__Your goal__: Report each line of the data that has "mant" somewhere in it.

>> BEGIN Available records

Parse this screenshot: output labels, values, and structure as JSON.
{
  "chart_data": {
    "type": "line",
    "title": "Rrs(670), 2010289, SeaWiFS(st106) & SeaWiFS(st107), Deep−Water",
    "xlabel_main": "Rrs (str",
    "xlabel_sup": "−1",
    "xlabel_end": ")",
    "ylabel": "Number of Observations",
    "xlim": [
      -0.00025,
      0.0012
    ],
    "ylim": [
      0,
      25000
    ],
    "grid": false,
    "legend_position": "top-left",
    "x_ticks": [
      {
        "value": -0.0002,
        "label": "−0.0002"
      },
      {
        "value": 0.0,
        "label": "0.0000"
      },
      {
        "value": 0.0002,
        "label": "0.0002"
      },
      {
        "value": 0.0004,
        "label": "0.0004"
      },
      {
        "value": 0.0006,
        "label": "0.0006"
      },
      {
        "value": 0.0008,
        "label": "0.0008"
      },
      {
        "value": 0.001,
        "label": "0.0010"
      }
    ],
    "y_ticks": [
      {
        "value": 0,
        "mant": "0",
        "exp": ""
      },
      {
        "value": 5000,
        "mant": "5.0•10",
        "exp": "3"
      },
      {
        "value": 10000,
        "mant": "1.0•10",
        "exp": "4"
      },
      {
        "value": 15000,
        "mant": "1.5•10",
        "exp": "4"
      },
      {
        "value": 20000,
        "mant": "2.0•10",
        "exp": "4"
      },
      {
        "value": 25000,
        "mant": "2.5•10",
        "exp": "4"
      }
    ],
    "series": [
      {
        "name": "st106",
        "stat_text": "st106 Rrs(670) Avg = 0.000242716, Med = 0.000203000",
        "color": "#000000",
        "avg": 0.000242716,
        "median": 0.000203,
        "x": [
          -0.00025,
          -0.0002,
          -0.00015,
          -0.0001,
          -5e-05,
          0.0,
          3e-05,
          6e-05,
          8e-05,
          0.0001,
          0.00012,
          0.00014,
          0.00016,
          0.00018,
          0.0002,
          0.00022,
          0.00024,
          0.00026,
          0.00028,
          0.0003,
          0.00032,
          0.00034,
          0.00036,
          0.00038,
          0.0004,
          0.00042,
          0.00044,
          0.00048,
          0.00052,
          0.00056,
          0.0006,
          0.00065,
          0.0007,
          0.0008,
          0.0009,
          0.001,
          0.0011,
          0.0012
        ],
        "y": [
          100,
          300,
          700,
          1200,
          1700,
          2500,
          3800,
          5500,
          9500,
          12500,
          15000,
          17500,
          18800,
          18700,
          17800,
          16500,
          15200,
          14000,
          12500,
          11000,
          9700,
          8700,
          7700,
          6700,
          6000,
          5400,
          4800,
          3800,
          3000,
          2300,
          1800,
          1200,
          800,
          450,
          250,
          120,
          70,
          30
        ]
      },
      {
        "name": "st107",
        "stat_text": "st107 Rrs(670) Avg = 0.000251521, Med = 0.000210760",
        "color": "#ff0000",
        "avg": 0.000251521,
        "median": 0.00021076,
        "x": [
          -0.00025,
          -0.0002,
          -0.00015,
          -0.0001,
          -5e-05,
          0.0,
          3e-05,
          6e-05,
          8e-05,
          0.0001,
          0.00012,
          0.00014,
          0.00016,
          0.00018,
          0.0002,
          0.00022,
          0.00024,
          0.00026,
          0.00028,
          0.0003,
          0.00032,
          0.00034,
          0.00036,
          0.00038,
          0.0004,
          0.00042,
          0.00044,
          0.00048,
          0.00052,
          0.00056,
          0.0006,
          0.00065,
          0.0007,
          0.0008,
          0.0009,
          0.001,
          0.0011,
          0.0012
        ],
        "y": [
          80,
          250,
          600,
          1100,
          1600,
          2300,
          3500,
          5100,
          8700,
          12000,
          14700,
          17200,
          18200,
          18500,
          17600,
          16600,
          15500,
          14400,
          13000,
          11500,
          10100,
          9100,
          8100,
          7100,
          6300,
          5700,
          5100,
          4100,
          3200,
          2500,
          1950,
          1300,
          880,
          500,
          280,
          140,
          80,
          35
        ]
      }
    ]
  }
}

>> END Available records

__Result below__:
        "mant": "0",
        "mant": "5.0•10",
        "mant": "1.0•10",
        "mant": "1.5•10",
        "mant": "2.0•10",
        "mant": "2.5•10",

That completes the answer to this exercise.